_Exercise input_.
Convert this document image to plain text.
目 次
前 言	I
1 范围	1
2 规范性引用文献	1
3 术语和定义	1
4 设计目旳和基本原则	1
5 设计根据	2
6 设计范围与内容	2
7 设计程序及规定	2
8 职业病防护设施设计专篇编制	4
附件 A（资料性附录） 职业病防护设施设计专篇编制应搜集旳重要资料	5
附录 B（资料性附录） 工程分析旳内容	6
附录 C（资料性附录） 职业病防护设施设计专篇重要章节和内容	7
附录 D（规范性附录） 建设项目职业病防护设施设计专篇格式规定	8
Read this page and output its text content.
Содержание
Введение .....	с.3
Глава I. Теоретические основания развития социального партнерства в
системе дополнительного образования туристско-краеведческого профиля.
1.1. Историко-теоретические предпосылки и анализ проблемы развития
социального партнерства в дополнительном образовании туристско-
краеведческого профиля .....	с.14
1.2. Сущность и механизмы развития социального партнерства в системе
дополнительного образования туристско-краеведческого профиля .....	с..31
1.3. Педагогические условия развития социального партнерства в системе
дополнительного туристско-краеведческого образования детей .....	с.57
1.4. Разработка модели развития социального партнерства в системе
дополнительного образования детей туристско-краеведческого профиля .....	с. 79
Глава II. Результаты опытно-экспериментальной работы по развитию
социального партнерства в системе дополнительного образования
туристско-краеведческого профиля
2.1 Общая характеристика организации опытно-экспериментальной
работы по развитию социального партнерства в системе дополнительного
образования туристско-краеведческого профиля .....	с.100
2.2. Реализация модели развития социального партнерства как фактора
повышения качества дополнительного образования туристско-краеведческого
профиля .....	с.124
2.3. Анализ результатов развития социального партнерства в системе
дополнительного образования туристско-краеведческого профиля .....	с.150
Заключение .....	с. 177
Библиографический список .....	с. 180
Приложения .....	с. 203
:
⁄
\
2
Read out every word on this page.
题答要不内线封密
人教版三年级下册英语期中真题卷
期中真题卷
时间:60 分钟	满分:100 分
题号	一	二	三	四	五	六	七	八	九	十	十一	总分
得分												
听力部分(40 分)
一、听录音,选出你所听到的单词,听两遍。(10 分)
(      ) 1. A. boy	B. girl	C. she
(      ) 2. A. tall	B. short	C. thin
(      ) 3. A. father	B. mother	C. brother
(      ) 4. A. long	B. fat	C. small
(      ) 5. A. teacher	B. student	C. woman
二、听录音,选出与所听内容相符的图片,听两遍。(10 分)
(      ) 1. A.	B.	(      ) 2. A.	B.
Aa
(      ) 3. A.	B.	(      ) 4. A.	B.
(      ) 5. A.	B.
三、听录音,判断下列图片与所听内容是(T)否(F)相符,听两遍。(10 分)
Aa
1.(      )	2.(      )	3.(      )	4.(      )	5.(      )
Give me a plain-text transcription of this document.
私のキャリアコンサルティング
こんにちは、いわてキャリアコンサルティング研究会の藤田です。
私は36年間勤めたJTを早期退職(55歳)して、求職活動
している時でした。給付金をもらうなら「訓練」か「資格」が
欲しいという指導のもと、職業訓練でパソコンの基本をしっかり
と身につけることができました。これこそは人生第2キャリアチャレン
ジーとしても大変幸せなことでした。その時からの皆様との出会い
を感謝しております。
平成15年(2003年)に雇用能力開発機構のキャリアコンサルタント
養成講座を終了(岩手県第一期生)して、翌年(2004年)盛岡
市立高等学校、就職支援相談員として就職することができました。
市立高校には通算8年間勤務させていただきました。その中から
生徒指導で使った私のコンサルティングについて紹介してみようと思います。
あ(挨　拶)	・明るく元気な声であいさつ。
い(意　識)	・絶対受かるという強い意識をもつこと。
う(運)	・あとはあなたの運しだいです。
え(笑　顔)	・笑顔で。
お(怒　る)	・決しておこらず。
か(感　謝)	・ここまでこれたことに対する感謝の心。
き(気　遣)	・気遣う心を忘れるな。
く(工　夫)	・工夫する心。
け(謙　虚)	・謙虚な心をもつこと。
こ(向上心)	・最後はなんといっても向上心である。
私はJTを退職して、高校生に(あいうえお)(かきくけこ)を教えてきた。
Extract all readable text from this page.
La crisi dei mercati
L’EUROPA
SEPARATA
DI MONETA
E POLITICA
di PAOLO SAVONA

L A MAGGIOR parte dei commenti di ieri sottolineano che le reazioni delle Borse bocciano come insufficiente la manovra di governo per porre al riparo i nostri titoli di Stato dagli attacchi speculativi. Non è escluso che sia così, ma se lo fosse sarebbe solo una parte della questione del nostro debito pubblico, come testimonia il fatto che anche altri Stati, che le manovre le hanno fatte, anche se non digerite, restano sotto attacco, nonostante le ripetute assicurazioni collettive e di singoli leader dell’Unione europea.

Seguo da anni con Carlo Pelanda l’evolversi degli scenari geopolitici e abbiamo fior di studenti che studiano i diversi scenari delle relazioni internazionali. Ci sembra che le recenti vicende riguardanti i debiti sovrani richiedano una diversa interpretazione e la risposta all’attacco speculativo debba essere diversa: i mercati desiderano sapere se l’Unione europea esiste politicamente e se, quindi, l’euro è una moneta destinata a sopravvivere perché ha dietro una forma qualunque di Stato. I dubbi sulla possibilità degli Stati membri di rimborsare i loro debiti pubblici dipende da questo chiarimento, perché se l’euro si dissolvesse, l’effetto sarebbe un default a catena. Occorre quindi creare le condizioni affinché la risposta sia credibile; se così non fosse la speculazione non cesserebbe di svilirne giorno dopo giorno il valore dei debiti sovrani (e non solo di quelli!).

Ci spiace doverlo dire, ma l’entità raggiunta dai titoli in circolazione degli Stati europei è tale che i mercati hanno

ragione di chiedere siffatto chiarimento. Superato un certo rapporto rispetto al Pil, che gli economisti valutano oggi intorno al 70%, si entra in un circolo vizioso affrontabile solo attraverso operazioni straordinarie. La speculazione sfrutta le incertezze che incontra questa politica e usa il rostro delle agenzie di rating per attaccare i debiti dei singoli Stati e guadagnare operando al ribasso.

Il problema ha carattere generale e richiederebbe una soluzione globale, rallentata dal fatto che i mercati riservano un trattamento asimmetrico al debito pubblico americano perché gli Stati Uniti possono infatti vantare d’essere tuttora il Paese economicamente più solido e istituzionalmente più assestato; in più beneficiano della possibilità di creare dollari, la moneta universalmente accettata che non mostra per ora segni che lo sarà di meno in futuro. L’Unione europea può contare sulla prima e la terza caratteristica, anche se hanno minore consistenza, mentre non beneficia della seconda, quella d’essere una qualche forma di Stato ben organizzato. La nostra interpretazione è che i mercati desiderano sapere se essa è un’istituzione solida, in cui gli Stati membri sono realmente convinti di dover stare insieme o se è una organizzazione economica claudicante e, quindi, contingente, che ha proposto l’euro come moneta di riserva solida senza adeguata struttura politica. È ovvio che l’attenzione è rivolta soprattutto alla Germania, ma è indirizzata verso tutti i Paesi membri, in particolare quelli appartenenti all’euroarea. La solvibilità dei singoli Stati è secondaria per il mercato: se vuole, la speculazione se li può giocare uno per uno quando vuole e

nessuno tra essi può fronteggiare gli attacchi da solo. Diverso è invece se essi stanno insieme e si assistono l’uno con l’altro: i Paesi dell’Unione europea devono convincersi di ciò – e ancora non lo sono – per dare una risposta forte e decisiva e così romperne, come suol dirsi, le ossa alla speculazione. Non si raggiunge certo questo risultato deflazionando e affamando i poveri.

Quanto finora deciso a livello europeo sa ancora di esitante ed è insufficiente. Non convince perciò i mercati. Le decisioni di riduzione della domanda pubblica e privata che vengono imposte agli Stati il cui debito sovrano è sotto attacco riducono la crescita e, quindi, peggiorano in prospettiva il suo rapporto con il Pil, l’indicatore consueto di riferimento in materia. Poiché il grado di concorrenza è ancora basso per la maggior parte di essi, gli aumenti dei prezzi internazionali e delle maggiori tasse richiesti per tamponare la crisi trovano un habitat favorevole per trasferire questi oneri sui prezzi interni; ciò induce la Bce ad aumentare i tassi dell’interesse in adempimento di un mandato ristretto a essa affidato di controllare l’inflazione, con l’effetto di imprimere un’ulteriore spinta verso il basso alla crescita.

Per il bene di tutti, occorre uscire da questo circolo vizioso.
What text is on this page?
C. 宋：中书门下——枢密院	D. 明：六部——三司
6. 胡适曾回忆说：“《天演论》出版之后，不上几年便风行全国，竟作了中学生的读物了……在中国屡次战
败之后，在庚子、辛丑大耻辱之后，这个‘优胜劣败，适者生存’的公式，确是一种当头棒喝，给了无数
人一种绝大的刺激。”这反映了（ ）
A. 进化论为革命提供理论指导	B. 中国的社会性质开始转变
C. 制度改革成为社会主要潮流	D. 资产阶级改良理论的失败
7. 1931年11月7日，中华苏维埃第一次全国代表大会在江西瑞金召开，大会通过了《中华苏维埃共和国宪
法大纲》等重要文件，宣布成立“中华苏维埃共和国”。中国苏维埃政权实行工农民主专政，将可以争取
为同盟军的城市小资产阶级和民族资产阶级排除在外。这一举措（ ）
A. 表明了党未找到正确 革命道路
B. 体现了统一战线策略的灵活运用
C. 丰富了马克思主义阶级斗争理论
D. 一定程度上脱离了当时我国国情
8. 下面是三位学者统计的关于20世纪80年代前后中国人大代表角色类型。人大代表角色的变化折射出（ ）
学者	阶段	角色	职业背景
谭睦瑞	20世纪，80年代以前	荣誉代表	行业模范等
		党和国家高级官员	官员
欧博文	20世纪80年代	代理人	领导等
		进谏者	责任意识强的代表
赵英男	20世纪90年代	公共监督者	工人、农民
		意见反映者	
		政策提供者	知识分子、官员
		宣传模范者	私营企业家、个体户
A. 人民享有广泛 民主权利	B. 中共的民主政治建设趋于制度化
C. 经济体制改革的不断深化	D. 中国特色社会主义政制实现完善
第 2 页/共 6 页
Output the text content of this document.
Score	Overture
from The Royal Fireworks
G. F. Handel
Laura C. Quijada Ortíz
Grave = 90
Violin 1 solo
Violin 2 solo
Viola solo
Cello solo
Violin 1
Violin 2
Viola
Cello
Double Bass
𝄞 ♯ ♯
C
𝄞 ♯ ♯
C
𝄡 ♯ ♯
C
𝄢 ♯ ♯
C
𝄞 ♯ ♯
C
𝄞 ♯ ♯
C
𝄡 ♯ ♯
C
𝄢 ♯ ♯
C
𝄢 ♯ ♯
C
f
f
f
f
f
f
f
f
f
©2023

_Brief_. Scan the material above for the string "vizioso" and report each line where you find it.

_Answer to this problem_.
ragione di chiedere siffatto chiarimento. Superato un certo rapporto rispetto al Pil, che gli economisti valutano oggi intorno al 70%, si entra in un circolo vizioso affrontabile solo attraverso operazioni straordinarie. La speculazione sfrutta le incertezze che incontra questa politica e usa il rostro delle agenzie di rating per attaccare i debiti dei singoli Stati e guadagnare operando al ribasso.
Per il bene di tutti, occorre uscire da questo circolo vizioso.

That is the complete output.